[START OF MATERIAL SHOWN]
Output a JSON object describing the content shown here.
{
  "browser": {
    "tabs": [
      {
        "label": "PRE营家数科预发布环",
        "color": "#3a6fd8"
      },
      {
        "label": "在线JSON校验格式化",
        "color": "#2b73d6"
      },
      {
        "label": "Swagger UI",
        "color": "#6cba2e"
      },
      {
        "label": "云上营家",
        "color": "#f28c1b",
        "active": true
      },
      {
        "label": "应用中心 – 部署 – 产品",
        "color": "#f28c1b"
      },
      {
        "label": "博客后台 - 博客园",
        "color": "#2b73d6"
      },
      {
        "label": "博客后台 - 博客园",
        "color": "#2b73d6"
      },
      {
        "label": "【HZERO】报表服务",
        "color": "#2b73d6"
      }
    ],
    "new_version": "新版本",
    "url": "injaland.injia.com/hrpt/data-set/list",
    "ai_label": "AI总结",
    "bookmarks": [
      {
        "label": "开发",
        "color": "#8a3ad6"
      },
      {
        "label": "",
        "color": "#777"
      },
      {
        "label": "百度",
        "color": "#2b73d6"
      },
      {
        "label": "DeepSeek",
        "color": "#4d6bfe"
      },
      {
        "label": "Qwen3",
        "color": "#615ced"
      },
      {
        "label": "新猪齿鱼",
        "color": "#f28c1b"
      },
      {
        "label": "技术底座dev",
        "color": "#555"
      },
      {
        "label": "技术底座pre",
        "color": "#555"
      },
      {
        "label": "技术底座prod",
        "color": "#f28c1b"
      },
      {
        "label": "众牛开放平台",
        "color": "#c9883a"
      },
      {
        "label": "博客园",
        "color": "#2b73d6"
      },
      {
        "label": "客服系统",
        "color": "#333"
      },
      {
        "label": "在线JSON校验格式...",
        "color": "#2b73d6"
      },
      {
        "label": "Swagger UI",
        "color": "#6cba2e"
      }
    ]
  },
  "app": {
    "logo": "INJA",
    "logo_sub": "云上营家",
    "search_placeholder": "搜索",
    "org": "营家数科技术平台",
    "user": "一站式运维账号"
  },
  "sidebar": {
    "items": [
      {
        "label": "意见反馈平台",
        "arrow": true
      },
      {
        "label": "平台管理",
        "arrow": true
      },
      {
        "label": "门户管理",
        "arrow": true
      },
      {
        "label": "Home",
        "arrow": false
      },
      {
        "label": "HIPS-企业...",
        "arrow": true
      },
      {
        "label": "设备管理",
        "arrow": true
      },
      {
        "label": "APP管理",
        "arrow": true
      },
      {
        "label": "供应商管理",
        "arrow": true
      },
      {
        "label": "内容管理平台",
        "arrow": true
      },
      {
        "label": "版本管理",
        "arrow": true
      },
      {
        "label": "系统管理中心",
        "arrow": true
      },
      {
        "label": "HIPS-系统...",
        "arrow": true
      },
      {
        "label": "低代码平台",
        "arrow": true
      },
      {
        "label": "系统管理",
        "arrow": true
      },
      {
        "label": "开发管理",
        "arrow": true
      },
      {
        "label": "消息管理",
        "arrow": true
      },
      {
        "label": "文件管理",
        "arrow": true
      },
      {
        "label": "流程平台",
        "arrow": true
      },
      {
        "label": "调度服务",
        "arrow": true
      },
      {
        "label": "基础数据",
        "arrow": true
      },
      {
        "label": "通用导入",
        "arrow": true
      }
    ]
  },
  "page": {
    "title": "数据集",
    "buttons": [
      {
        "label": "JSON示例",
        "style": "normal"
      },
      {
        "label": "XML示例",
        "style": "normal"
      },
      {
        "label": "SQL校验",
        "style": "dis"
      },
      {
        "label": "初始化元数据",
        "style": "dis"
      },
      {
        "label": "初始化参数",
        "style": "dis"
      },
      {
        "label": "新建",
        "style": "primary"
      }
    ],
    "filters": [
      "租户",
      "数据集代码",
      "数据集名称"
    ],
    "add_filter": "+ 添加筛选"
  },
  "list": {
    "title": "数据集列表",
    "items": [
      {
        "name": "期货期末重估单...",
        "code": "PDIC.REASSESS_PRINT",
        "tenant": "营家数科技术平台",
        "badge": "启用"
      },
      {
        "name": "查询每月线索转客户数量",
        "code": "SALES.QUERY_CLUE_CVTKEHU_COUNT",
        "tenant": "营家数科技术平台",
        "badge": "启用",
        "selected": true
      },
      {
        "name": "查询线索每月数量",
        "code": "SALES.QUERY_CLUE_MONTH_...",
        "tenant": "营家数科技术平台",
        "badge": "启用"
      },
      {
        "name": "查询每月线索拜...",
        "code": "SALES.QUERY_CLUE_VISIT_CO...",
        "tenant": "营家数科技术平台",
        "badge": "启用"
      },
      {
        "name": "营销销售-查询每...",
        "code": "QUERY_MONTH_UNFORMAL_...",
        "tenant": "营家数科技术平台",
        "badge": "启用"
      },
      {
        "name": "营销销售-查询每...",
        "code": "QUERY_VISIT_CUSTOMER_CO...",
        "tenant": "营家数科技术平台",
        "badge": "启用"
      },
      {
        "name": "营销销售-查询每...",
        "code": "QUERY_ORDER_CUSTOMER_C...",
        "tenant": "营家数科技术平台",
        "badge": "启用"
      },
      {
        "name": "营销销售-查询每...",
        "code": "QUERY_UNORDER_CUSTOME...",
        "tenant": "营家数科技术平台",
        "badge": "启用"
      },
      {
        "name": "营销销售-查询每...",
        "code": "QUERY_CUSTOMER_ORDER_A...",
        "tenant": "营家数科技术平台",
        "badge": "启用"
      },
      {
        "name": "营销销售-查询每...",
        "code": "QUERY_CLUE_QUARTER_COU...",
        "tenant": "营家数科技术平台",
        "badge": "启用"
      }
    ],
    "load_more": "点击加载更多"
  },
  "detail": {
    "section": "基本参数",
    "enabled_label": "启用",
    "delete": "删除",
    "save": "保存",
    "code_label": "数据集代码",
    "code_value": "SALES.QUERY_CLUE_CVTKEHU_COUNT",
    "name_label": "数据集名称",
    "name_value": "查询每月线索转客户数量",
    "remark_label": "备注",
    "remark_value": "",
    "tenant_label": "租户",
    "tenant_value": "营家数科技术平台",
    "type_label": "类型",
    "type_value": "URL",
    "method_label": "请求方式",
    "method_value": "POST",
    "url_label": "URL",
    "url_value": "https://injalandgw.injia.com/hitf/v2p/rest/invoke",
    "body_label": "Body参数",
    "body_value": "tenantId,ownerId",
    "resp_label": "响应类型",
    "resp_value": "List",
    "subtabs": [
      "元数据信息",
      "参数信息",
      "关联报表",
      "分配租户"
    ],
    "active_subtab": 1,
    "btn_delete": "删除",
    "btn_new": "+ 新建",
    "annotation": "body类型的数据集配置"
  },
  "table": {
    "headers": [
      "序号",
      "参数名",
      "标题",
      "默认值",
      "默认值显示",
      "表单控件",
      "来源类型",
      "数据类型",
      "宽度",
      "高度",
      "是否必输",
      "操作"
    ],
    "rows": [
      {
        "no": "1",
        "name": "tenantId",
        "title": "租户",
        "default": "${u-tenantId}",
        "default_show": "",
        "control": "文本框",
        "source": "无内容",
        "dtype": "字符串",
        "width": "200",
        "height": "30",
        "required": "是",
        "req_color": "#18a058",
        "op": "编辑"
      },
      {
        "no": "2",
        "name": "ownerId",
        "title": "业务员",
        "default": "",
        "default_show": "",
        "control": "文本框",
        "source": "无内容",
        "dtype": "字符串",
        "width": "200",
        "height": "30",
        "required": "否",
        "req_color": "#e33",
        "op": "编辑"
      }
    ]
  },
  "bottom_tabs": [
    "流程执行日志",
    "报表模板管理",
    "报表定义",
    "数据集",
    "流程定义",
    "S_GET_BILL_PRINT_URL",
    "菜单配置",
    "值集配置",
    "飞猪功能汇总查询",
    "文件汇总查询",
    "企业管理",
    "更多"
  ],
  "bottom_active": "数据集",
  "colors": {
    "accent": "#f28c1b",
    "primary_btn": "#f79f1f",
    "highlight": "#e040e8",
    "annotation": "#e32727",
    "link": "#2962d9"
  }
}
[END OF MATERIAL SHOWN]
EXERCISE
Collect every line above that contains the word "tenantId".

EXERCISE OUTPUT
    "body_value": "tenantId,ownerId",
        "name": "tenantId",
        "default": "${u-tenantId}",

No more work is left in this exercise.